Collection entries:
· · · ·
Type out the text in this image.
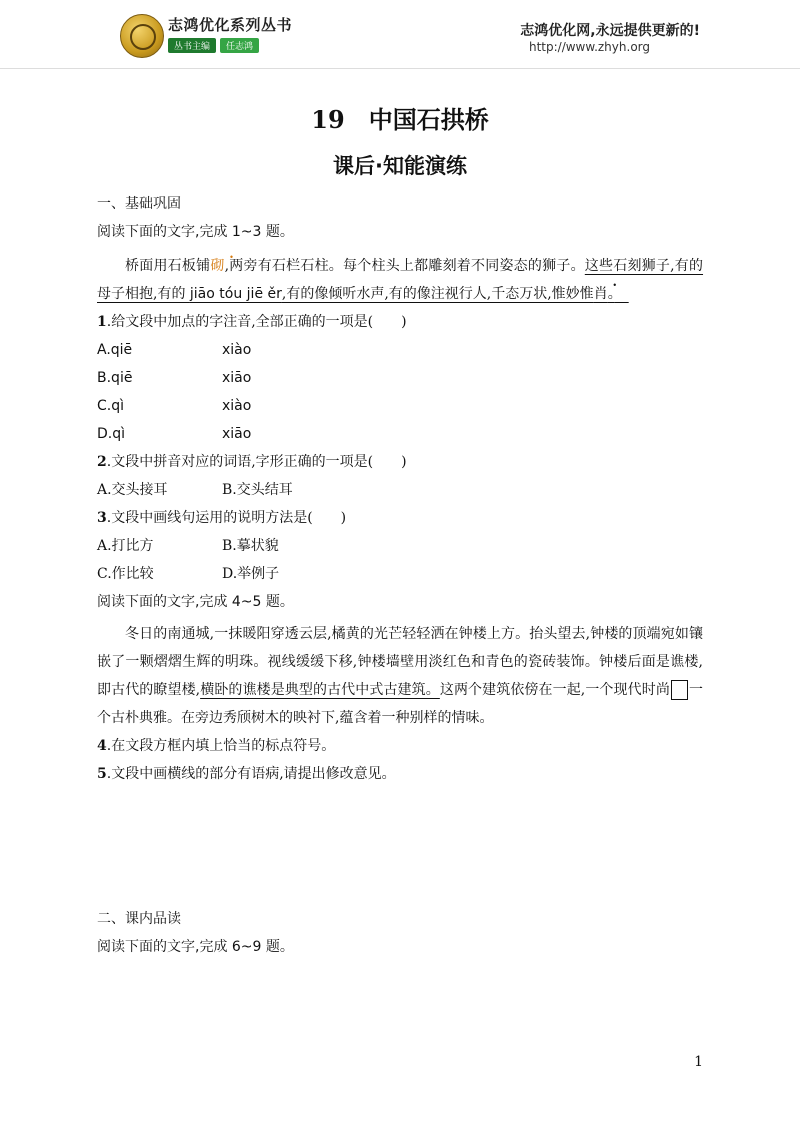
志鸿优化系列丛书
丛书主编	任志鸿
志鸿优化网,永远提供更新的!
http://www.zhyh.org
19　中国石拱桥
课后·知能演练
一、基础巩固
阅读下面的文字,完成 1~3 题。
桥面用石板铺砌,两旁有石栏石柱。每个柱头上都雕刻着不同姿态的狮子。这些石刻狮子,有的母子相抱,有的 jiāo tóu jiē ěr,有的像倾听水声,有的像注视行人,千态万状,惟妙惟肖。　
1.给文段中加点的字注音,全部正确的一项是(　　)
A.qiē	xiào
B.qiē	xiāo
C.qì	xiào
D.qì	xiāo
2.文段中拼音对应的词语,字形正确的一项是(　　)
A.交头接耳	B.交头结耳
3.文段中画线句运用的说明方法是(　　)
A.打比方	B.摹状貌
C.作比较	D.举例子
阅读下面的文字,完成 4~5 题。
冬日的南通城,一抹暖阳穿透云层,橘黄的光芒轻轻洒在钟楼上方。抬头望去,钟楼的顶端宛如镶嵌了一颗熠熠生辉的明珠。视线缓缓下移,钟楼墙壁用淡红色和青色的瓷砖装饰。钟楼后面是谯楼,即古代的瞭望楼,横卧的谯楼是典型的古代中式古建筑。这两个建筑依傍在一起,一个现代时尚 一个古朴典雅。在旁边秀颀树木的映衬下,蕴含着一种别样的情味。
4.在文段方框内填上恰当的标点符号。
5.文段中画横线的部分有语病,请提出修改意见。
二、课内品读
阅读下面的文字,完成 6~9 题。
1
· · · ·
**Request:** Return each line from the material above exactly, but not the pictures.

**Result of the exercise:**
Type out the text in this image.
志鸿优化系列丛书
丛书主编	任志鸿
志鸿优化网,永远提供更新的!
http://www.zhyh.org
19　中国石拱桥
课后·知能演练
一、基础巩固
阅读下面的文字,完成 1~3 题。
桥面用石板铺砌,两旁有石栏石柱。每个柱头上都雕刻着不同姿态的狮子。这些石刻狮子,有的母子相抱,有的 jiāo tóu jiē ěr,有的像倾听水声,有的像注视行人,千态万状,惟妙惟肖。　
1.给文段中加点的字注音,全部正确的一项是(　　)
A.qiē	xiào
B.qiē	xiāo
C.qì	xiào
D.qì	xiāo
2.文段中拼音对应的词语,字形正确的一项是(　　)
A.交头接耳	B.交头结耳
3.文段中画线句运用的说明方法是(　　)
A.打比方	B.摹状貌
C.作比较	D.举例子
阅读下面的文字,完成 4~5 题。
冬日的南通城,一抹暖阳穿透云层,橘黄的光芒轻轻洒在钟楼上方。抬头望去,钟楼的顶端宛如镶嵌了一颗熠熠生辉的明珠。视线缓缓下移,钟楼墙壁用淡红色和青色的瓷砖装饰。钟楼后面是谯楼,即古代的瞭望楼,横卧的谯楼是典型的古代中式古建筑。这两个建筑依傍在一起,一个现代时尚 一个古朴典雅。在旁边秀颀树木的映衬下,蕴含着一种别样的情味。
4.在文段方框内填上恰当的标点符号。
5.文段中画横线的部分有语病,请提出修改意见。
二、课内品读
阅读下面的文字,完成 6~9 题。
1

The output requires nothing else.